Task description :: Reproduce each listing below line for line, changing nothing.

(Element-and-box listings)

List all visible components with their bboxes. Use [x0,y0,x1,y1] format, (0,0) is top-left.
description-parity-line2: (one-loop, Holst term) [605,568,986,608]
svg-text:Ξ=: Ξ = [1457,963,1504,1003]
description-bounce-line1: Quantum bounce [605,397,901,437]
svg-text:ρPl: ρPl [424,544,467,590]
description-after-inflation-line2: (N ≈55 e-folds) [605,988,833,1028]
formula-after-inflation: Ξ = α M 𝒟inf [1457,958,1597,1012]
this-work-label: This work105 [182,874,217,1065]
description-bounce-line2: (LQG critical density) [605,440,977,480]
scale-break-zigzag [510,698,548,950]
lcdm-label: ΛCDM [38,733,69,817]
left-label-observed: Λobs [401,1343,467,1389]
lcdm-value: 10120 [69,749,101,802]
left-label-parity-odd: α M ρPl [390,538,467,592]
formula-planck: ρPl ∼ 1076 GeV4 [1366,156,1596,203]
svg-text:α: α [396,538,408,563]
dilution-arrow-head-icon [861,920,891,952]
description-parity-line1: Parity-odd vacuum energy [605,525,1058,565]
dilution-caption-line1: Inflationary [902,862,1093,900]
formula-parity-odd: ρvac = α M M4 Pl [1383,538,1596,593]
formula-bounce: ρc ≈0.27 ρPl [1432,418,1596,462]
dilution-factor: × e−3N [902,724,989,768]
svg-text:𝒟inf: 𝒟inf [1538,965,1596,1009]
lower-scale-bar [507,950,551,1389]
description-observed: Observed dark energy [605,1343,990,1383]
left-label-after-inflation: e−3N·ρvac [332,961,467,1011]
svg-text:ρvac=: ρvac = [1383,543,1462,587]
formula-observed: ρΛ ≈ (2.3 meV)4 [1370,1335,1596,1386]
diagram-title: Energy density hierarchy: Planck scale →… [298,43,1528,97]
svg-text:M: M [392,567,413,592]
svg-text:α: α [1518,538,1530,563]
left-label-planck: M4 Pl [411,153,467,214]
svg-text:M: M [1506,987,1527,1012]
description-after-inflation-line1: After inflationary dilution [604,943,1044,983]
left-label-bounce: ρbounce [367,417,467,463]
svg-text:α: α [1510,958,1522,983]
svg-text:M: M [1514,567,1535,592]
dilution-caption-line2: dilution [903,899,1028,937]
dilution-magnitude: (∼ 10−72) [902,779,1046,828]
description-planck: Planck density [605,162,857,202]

Answer in full ::
List all visible components with their bboxes. Use [x0,y0,x1,y1] format, (0,0) is top-left.
description-parity-line2: (one-loop, Holst term) [605,568,986,608]
svg-text:Ξ=: Ξ = [1457,963,1504,1003]
description-bounce-line1: Quantum bounce [605,397,901,437]
svg-text:ρPl: ρPl [424,544,467,590]
description-after-inflation-line2: (N ≈55 e-folds) [605,988,833,1028]
formula-after-inflation: Ξ = α M 𝒟inf [1457,958,1597,1012]
this-work-label: This work105 [182,874,217,1065]
description-bounce-line2: (LQG critical density) [605,440,977,480]
scale-break-zigzag [510,698,548,950]
lcdm-label: ΛCDM [38,733,69,817]
left-label-observed: Λobs [401,1343,467,1389]
lcdm-value: 10120 [69,749,101,802]
left-label-parity-odd: α M ρPl [390,538,467,592]
formula-planck: ρPl ∼ 1076 GeV4 [1366,156,1596,203]
svg-text:α: α [396,538,408,563]
dilution-arrow-head-icon [861,920,891,952]
description-parity-line1: Parity-odd vacuum energy [605,525,1058,565]
dilution-caption-line1: Inflationary [902,862,1093,900]
formula-parity-odd: ρvac = α M M4 Pl [1383,538,1596,593]
formula-bounce: ρc ≈0.27 ρPl [1432,418,1596,462]
dilution-factor: × e−3N [902,724,989,768]
svg-text:𝒟inf: 𝒟inf [1538,965,1596,1009]
lower-scale-bar [507,950,551,1389]
description-observed: Observed dark energy [605,1343,990,1383]
left-label-after-inflation: e−3N·ρvac [332,961,467,1011]
svg-text:ρvac=: ρvac = [1383,543,1462,587]
formula-observed: ρΛ ≈ (2.3 meV)4 [1370,1335,1596,1386]
diagram-title: Energy density hierarchy: Planck scale →… [298,43,1528,97]
svg-text:M: M [392,567,413,592]
svg-text:α: α [1518,538,1530,563]
left-label-planck: M4 Pl [411,153,467,214]
svg-text:M: M [1506,987,1527,1012]
description-after-inflation-line1: After inflationary dilution [604,943,1044,983]
left-label-bounce: ρbounce [367,417,467,463]
svg-text:α: α [1510,958,1522,983]
svg-text:M: M [1514,567,1535,592]
dilution-caption-line2: dilution [903,899,1028,937]
dilution-magnitude: (∼ 10−72) [902,779,1046,828]
description-planck: Planck density [605,162,857,202]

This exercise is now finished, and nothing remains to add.